### [Material shown]
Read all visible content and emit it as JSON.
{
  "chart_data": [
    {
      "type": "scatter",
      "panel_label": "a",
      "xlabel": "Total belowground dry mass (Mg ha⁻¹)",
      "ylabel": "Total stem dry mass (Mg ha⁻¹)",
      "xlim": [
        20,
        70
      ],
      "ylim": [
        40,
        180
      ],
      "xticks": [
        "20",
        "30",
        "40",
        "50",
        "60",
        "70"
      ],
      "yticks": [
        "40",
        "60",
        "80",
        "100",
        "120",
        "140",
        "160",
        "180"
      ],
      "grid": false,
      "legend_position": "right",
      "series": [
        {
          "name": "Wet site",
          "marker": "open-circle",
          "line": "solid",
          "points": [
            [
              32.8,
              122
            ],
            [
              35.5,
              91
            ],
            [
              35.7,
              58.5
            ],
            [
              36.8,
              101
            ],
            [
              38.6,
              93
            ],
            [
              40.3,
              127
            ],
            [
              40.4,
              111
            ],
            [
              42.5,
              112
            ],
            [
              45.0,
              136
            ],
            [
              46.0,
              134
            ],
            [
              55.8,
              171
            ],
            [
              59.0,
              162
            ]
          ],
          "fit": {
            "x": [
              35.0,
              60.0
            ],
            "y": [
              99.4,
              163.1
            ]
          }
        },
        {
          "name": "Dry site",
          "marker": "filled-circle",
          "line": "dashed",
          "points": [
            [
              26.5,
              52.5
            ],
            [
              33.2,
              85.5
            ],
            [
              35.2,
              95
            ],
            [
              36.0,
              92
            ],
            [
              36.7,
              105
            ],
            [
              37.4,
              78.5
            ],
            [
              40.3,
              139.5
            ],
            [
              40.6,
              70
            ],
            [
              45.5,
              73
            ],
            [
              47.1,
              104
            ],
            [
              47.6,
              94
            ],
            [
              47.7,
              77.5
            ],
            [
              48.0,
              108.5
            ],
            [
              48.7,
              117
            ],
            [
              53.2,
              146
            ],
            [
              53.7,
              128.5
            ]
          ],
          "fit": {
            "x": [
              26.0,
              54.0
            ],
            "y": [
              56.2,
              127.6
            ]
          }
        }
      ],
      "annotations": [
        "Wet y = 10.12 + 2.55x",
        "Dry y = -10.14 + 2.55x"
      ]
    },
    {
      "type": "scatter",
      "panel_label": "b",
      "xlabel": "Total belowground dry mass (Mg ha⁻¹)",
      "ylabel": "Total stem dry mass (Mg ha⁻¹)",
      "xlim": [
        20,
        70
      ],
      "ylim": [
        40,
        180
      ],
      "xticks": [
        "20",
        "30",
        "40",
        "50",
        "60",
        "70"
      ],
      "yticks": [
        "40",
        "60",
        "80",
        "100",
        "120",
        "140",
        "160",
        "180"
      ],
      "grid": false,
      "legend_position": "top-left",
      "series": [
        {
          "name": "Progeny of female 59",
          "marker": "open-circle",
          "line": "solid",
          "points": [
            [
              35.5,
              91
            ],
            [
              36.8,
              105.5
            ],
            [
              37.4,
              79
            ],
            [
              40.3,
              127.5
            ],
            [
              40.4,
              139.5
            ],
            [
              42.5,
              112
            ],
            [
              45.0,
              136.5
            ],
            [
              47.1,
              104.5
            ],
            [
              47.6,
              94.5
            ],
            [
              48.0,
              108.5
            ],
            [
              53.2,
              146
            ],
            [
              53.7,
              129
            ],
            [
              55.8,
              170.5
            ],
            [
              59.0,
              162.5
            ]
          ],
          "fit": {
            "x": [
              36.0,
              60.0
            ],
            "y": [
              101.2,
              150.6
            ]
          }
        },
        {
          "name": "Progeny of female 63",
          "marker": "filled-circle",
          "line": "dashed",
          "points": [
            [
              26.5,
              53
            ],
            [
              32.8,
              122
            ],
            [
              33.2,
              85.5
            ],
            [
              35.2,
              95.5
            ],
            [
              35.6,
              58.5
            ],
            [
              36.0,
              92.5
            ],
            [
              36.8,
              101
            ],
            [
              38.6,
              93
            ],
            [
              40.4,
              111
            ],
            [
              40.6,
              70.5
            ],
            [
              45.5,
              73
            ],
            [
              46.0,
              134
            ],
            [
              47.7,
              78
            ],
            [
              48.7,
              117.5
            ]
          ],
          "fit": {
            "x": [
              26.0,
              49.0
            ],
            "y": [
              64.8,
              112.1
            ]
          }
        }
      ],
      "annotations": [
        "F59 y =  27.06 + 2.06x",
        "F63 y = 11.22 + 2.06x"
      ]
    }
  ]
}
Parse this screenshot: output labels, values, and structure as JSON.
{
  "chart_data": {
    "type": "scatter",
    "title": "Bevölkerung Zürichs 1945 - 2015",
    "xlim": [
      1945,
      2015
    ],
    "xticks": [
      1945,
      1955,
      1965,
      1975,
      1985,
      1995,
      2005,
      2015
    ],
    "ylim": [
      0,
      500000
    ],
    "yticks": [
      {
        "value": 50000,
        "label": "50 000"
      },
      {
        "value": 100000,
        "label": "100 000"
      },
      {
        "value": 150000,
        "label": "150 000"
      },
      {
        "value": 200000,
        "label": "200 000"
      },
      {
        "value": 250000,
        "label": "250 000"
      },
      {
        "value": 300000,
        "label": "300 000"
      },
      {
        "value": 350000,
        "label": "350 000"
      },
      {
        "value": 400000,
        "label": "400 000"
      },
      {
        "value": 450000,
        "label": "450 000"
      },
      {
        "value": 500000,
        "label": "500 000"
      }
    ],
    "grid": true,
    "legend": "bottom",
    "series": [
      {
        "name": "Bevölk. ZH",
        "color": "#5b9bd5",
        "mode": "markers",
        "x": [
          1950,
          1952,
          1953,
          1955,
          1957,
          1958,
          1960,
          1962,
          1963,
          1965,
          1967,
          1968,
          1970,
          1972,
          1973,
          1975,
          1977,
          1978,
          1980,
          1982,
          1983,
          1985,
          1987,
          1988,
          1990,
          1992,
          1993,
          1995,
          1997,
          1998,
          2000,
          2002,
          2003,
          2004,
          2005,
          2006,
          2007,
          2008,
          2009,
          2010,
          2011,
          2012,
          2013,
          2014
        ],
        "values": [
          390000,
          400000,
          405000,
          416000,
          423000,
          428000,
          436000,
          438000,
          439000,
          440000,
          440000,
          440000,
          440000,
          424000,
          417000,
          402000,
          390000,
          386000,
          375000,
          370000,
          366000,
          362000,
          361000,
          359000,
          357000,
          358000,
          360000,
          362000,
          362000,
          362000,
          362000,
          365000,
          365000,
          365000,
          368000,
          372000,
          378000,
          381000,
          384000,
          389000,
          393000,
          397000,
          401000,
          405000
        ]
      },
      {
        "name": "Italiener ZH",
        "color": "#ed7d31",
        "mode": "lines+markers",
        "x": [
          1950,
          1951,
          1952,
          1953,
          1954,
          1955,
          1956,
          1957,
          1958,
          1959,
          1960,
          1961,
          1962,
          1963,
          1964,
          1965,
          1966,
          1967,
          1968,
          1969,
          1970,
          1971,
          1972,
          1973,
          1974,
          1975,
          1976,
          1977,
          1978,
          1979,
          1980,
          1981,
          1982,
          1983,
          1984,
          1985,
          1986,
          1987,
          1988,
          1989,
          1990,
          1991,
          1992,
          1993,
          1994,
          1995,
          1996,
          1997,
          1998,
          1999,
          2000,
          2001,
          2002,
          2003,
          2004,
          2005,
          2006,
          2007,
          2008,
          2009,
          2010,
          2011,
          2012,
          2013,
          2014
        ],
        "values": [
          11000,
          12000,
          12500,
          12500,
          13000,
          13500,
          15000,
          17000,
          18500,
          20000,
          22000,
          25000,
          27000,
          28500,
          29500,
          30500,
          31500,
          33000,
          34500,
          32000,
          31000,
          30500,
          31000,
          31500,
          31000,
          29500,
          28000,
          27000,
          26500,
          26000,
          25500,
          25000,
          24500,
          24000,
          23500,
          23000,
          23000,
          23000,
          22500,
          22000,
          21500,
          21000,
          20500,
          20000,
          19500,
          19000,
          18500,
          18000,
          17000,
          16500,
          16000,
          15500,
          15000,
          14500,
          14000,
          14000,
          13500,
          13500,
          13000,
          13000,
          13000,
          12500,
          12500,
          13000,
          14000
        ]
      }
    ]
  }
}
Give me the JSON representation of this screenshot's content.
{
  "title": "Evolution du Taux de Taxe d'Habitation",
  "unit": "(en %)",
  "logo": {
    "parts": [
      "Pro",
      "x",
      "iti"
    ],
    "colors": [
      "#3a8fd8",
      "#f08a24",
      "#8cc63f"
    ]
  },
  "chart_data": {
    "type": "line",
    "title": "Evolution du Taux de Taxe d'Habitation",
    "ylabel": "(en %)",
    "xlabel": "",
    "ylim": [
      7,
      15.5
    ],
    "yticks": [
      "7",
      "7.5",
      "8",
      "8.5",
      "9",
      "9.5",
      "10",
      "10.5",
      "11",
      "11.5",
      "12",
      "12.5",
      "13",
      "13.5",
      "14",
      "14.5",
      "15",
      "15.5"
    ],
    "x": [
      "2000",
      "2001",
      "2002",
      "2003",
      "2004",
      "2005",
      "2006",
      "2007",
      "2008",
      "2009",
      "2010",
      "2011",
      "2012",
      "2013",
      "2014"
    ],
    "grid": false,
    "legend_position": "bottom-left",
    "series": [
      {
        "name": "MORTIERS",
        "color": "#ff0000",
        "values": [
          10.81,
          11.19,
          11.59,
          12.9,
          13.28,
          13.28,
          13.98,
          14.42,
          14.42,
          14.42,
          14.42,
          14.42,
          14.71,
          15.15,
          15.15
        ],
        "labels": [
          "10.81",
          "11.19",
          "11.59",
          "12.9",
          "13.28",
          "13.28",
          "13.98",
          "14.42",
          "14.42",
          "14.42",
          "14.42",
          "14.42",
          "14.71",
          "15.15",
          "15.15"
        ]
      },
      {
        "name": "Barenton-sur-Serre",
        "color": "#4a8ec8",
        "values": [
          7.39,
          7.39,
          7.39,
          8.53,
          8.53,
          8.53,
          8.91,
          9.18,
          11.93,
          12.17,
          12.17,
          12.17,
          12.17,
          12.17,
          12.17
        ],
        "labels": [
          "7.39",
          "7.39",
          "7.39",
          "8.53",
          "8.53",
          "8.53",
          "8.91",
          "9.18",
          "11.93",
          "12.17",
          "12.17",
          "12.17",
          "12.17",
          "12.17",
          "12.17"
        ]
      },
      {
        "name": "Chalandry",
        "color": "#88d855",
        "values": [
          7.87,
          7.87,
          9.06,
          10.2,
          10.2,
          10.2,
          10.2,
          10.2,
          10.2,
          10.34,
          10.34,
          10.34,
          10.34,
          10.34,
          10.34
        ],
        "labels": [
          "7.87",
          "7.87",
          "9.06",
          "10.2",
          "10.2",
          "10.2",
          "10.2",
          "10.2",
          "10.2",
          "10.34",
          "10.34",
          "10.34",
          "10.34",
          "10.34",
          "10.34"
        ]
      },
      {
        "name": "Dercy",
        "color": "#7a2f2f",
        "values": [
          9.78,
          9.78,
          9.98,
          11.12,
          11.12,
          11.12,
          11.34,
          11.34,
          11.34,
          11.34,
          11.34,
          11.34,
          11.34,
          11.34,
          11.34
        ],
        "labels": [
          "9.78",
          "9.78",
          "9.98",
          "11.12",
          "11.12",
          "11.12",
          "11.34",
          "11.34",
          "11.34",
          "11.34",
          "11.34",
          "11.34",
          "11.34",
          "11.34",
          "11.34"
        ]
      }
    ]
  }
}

### [Instructions for the task]
Show each line of the listing that holds the string "name".

### [Result of the exercise]
          "name": "Wet site",
          "name": "Dry site",
          "name": "Progeny of female 59",
          "name": "Progeny of female 63",
        "name": "Bevölk. ZH",
        "name": "Italiener ZH",
        "name": "MORTIERS",
        "name": "Barenton-sur-Serre",
        "name": "Chalandry",
        "name": "Dercy",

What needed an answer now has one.